§ **Короткое задание**
Ответьте по фрагменту о правосознании и цифровых технологиях:
(a) С чем, помимо социального конструирования, связано коллективное правосознание?
(b) На чем, по словам В. В. Миронова, базируется клиповое сознание?
(c) Что трансформируется в процессе правоприменения под воздействием цифровых технологий, согласно последнему абзацу?
**** Фрагмент текста ****
Когда мы говорим о правосознании как факторе эффективного правоприменения, то имеем в виду не только индивидуальное, но и коллективное правосознание. Такое правосознание, с одной стороны, связано с коллективной памятью, а с дру-
гой — в той же степени поддается социальному конструированию, что и иные явления правовой реальности (Дорская, Дорский 2018, 125).
Признание решающего влияния правосознания субъекта правоприменения на результаты правоприменительной деятельности подводит к тезису, что любые изменения в коллективном правосознании влекут за собой и изменения в правоприменении. В данном контексте крайне важным представляется исследование воздействия современных цифровых технологий на правосознание. Ученые, изучающие этот вопрос, говорят о существенном изменении психических и ментальных параметров в результате цифровизации. Так, В. В. Миронов справедливо отмечает, что «электронная культура порождает целый ряд коммуникативно-психологических проблем» (Миронов 2017, 36). Такая культура, неизвестная на предшествующих этапах развития цивилизации, меняет само человеческое мышление, в силу чего некоторые мыслительные функции становятся практически ненужными. Кардинально изменяется характер принятия решений — в условиях цифрового общества субъект сначала совершает какое-либо действие и только потом начинает задумываться о его целесообразности и нравственном характере. Под влиянием современных цифровых технологий формируется так называемое клиповое сознание, которое базируется «на поверхностном восприятии фрагментов реальности» (Миронов 2017, 34). В результате люди утрачивают навыки анализа текстов и комплексного восприятия существующих проблем, т. е. базовые аналитические навыки и способности, требующиеся для успешной правоприменительной деятельности.
Таким образом, воздействие цифровых технологий приводит к тому, что меняются менталитет и психика субъектов правоприменения, характер мышления и, как следствие, трансформируются результаты анализа нормативного правового материала в процессе правоприменения.
**** Набор данных ****
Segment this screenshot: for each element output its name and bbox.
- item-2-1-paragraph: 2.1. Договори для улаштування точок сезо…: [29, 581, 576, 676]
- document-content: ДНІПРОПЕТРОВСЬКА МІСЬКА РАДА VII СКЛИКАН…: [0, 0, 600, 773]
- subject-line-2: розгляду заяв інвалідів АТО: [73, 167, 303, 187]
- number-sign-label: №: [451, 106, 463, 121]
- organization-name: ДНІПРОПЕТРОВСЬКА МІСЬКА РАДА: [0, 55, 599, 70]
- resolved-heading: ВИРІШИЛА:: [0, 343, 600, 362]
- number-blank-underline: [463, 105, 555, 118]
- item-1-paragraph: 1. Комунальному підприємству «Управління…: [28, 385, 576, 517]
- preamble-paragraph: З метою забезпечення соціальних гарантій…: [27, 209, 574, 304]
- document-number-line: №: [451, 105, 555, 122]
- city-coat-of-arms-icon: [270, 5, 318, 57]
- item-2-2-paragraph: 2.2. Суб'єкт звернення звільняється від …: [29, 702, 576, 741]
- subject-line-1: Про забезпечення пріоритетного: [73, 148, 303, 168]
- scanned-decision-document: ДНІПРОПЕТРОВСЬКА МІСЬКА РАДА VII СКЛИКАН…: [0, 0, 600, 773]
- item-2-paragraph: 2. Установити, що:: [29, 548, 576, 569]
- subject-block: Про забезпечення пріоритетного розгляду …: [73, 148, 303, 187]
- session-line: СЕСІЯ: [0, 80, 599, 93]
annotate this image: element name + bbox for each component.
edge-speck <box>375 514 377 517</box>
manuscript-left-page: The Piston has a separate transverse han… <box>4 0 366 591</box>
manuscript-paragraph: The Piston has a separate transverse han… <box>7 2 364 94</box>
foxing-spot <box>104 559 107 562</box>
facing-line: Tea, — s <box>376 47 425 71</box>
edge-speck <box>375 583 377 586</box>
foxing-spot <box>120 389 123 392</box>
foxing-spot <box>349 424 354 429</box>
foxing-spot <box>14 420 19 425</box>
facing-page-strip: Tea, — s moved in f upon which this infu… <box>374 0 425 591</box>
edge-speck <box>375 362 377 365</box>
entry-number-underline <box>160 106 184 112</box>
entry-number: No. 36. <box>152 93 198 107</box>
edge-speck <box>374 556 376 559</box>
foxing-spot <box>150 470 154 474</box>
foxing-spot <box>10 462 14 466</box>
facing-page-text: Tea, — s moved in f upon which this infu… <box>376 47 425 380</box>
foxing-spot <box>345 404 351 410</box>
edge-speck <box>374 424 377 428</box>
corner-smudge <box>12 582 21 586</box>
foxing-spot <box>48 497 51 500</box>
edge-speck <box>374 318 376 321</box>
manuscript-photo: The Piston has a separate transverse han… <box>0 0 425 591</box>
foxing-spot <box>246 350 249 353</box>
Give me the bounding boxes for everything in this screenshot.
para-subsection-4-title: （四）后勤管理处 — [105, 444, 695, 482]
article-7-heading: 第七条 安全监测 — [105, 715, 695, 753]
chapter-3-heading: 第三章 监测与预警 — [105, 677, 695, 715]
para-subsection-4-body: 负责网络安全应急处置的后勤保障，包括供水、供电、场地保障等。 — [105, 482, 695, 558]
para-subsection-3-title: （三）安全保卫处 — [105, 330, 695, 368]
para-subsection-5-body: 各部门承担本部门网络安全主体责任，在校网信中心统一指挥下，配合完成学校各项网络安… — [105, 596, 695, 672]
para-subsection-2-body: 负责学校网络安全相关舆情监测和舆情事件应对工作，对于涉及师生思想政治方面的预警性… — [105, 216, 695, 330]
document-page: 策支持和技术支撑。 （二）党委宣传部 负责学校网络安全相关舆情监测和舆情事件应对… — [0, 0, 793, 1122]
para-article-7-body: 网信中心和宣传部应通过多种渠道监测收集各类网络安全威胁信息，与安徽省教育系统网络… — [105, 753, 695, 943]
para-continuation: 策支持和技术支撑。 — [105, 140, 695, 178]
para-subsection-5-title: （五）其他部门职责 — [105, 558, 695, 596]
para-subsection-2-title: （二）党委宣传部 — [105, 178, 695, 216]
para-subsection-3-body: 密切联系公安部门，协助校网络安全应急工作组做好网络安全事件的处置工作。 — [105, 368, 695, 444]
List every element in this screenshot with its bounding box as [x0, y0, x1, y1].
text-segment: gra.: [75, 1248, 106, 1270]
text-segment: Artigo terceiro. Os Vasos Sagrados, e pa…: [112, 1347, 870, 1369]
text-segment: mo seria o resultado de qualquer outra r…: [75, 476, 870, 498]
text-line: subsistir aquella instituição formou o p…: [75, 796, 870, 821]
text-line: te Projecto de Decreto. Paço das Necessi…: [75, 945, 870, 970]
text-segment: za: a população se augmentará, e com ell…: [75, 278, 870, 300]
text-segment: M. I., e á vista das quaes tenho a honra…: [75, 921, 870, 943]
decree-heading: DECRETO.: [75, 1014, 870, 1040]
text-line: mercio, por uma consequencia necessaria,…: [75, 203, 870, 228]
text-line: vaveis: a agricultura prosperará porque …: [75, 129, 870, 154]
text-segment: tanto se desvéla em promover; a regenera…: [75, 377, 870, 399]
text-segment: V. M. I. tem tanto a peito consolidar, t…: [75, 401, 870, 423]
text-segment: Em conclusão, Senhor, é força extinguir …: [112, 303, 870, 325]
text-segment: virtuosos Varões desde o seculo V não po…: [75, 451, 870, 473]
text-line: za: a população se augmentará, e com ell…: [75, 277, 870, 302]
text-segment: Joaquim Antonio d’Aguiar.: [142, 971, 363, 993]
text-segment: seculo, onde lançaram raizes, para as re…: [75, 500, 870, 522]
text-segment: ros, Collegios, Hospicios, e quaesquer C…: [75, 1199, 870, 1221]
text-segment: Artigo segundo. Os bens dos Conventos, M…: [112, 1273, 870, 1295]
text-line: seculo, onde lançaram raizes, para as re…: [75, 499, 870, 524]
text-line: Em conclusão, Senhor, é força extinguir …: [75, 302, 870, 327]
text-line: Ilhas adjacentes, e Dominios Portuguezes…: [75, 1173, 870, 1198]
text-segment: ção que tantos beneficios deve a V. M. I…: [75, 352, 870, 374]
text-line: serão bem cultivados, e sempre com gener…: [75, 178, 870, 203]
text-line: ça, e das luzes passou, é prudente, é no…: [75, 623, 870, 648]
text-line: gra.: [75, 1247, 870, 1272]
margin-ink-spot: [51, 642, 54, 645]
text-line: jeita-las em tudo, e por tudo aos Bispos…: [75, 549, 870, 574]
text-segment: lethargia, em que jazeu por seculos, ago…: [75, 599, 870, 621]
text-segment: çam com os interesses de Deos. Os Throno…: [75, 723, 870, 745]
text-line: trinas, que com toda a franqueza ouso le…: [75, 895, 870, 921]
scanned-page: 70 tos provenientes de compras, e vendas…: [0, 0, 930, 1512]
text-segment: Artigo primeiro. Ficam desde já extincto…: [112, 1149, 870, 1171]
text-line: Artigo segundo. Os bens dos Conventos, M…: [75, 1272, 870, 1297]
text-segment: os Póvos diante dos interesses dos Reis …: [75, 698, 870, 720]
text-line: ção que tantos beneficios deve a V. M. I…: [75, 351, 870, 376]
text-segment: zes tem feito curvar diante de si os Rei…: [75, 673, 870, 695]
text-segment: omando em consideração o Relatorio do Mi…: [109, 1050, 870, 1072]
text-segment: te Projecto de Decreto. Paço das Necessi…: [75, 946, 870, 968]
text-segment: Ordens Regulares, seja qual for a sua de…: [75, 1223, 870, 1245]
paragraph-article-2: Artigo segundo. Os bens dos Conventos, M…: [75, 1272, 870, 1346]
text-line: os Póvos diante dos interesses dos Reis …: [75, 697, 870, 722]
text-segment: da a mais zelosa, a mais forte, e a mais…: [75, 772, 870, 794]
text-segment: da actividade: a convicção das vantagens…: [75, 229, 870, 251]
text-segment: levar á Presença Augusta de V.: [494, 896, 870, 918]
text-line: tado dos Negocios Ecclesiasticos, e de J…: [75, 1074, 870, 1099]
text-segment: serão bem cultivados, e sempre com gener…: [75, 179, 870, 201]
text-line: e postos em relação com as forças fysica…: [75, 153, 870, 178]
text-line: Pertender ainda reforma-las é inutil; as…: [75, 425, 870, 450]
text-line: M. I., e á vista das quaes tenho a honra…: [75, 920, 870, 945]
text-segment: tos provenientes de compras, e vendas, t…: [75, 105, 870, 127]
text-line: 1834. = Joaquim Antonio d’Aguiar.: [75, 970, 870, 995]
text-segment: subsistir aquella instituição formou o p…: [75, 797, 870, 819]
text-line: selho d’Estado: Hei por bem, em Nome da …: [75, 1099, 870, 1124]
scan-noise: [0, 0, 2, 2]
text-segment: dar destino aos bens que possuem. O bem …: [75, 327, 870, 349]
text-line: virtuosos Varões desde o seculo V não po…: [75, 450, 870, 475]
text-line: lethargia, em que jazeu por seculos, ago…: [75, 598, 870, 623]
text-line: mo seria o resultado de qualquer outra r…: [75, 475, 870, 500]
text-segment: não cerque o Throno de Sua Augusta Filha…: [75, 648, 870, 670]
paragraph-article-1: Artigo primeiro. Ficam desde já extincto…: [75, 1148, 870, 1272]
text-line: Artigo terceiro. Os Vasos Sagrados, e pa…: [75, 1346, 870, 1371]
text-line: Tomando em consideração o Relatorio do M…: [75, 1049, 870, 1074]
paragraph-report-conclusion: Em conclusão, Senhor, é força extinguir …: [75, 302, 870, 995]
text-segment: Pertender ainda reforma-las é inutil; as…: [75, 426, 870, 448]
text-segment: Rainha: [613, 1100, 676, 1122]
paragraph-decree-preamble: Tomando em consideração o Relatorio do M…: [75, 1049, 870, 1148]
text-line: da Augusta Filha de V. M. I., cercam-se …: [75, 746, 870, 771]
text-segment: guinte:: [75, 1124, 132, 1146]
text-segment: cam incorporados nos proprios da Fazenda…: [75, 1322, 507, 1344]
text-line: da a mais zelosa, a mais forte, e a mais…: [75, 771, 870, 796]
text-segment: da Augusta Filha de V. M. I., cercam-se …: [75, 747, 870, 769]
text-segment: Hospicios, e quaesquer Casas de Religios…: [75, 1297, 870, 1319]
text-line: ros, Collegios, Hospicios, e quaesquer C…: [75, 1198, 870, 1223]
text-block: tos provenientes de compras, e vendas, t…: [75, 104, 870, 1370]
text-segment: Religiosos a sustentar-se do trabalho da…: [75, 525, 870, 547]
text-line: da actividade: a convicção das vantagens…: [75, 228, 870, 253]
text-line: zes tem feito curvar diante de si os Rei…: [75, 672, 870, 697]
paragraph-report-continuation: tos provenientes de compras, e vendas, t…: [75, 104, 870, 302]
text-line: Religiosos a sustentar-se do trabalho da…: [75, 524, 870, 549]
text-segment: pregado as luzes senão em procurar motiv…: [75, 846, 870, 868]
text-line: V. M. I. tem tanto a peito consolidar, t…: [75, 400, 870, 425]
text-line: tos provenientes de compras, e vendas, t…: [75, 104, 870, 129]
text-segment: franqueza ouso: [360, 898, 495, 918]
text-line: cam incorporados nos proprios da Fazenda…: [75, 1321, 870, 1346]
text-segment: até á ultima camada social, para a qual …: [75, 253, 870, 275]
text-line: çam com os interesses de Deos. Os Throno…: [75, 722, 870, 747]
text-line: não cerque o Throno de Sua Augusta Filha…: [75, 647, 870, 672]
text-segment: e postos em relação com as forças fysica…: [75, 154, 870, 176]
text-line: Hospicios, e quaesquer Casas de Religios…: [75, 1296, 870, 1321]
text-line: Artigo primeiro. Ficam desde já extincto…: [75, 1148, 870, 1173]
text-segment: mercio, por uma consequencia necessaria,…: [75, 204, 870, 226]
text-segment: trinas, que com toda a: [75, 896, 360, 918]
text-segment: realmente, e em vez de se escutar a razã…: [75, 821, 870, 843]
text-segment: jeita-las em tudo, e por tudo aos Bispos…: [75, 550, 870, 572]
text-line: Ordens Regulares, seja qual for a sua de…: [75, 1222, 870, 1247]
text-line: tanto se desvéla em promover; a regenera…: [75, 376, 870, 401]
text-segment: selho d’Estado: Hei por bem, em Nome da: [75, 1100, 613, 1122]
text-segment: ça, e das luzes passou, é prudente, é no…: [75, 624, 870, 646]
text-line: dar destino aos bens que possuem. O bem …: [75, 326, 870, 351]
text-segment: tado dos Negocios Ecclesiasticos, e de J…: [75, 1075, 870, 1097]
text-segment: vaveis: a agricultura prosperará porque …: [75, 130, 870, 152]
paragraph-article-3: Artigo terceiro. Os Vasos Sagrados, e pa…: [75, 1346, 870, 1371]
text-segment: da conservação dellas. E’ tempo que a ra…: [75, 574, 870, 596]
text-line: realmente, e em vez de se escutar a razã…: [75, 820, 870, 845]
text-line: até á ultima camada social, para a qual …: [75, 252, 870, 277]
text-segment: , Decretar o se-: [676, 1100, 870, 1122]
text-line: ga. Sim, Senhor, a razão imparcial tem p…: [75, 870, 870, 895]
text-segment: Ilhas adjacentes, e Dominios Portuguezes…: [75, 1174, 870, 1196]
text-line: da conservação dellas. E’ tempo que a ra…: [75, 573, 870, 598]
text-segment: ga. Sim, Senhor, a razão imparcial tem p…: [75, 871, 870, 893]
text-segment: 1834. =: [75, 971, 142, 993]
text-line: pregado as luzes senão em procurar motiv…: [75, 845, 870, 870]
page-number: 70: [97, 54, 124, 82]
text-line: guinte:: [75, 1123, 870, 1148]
****
§ **Результат упражнения**
(a) С коллективной памятью.
(b) На поверхностном восприятии фрагментов реальности.
(c) Результаты анализа нормативного правового материала.